(Dataset entries)
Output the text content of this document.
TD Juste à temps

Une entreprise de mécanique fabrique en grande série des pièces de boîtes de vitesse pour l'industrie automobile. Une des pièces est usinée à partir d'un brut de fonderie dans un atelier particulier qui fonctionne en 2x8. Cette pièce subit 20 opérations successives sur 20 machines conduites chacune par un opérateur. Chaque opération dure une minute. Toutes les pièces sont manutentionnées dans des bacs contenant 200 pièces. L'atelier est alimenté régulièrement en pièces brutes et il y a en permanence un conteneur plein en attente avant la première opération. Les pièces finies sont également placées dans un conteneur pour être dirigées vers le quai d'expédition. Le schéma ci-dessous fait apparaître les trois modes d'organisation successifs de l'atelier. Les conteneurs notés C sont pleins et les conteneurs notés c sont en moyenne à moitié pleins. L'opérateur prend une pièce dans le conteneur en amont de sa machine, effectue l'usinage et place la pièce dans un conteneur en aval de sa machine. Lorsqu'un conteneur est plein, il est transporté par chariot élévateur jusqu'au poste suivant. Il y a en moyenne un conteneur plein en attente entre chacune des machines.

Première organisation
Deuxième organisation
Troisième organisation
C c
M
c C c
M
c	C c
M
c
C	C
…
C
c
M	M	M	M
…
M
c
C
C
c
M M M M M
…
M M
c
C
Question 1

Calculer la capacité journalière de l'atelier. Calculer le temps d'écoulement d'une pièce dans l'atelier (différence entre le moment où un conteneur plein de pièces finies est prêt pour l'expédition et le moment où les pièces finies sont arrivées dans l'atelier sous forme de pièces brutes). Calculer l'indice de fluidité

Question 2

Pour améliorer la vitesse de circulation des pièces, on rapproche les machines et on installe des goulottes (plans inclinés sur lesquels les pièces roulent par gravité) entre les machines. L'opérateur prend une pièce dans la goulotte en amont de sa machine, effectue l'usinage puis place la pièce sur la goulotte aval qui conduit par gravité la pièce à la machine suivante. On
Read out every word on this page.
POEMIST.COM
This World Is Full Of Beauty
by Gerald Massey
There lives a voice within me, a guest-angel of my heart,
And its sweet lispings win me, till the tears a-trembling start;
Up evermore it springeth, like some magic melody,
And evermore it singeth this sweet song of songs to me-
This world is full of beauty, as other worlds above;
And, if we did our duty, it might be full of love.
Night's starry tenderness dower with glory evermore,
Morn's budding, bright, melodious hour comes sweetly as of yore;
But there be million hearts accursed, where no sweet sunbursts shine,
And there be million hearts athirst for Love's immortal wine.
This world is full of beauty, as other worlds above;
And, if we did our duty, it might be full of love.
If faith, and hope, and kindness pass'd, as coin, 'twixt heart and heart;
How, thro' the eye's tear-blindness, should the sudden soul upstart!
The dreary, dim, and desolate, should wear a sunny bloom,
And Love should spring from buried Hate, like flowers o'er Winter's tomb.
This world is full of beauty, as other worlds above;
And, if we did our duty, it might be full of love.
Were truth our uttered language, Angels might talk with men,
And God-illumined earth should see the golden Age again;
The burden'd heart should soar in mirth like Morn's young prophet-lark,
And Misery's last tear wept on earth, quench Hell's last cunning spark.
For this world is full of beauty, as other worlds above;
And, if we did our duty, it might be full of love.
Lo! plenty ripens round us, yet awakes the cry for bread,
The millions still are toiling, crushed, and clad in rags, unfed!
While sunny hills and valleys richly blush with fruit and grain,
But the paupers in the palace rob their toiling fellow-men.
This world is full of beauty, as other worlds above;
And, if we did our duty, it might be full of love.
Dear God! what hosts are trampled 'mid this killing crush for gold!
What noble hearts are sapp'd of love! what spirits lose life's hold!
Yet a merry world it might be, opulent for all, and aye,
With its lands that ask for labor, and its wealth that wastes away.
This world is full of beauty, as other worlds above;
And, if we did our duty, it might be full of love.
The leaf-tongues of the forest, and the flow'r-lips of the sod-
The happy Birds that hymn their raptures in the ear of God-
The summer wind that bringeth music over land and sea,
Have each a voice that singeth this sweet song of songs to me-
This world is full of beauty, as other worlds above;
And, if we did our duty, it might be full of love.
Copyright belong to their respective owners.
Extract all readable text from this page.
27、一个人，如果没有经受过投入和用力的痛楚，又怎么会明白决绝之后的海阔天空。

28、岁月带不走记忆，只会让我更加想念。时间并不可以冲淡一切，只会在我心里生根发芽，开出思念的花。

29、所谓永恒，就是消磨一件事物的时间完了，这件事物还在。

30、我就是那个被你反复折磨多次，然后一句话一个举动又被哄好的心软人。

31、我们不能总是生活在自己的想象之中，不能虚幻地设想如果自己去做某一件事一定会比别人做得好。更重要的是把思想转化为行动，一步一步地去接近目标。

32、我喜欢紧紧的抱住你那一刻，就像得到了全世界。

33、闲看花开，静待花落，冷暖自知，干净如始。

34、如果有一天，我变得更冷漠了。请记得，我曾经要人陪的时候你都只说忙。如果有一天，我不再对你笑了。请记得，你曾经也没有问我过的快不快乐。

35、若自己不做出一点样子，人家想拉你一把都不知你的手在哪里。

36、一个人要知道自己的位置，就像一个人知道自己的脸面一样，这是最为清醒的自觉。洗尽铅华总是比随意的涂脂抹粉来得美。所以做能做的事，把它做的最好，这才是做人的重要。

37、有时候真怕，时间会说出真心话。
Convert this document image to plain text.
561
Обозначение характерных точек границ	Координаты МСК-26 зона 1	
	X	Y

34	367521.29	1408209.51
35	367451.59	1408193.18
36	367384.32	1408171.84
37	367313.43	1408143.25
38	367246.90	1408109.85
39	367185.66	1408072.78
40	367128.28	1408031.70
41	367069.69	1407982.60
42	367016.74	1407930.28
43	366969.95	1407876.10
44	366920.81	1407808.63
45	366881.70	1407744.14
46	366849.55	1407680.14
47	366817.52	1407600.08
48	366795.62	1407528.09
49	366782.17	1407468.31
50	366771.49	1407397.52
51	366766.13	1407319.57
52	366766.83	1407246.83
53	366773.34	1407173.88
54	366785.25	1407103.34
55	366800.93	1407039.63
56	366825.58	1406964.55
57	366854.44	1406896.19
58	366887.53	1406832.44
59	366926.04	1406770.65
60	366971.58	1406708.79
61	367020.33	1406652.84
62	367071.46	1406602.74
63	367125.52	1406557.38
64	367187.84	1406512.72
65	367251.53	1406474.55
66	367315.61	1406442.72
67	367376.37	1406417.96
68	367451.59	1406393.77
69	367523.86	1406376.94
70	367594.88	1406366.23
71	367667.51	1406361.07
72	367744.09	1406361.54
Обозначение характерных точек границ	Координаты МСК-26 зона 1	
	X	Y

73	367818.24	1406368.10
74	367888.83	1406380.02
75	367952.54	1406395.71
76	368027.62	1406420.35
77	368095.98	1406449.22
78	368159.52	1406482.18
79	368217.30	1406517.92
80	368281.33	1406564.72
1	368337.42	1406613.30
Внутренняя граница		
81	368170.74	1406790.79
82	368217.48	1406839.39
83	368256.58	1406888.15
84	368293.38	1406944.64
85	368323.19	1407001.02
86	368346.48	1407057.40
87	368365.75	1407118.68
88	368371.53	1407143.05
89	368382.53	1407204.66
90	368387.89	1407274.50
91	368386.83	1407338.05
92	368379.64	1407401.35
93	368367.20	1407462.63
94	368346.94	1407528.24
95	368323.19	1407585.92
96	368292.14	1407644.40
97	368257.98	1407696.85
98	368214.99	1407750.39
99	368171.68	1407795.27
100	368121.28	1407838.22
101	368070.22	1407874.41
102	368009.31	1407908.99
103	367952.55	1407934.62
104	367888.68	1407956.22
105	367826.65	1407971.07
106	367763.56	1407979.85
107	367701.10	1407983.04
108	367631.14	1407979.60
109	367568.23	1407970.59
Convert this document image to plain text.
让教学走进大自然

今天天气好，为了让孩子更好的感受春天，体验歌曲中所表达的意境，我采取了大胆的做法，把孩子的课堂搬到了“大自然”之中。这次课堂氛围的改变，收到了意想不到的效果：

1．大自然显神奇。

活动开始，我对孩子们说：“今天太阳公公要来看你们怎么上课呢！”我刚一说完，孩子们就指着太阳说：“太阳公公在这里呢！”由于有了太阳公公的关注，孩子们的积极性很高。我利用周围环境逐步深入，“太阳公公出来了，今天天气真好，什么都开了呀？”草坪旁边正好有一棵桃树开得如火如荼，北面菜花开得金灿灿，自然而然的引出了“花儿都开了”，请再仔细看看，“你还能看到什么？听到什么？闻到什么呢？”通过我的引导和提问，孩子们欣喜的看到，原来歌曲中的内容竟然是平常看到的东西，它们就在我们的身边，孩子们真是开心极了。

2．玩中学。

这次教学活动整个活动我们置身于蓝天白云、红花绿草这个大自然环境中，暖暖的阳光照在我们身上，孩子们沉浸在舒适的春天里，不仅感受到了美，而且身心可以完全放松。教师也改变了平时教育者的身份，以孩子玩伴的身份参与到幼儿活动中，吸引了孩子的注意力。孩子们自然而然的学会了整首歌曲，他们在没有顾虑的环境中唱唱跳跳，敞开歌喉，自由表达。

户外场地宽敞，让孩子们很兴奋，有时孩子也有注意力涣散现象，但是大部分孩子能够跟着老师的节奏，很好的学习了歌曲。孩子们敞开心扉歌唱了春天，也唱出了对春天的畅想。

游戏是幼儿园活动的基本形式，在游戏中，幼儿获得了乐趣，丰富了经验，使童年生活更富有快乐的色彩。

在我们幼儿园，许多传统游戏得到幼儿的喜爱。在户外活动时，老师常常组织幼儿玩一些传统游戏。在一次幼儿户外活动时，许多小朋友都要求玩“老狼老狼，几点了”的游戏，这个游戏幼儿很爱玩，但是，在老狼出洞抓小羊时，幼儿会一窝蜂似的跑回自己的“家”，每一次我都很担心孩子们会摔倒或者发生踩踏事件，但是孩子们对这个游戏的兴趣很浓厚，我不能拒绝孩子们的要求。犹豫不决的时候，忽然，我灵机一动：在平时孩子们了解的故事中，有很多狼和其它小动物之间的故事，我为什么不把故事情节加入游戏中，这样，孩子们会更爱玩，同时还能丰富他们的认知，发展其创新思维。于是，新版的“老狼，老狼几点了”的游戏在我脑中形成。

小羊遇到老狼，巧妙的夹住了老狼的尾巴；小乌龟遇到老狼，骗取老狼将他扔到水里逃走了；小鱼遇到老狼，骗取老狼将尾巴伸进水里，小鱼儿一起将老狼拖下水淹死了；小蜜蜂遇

Task objective: Copy all the lines above that hold the string "sunny".

Full answer:
The dreary, dim, and desolate, should wear a sunny bloom,
While sunny hills and valleys richly blush with fruit and grain,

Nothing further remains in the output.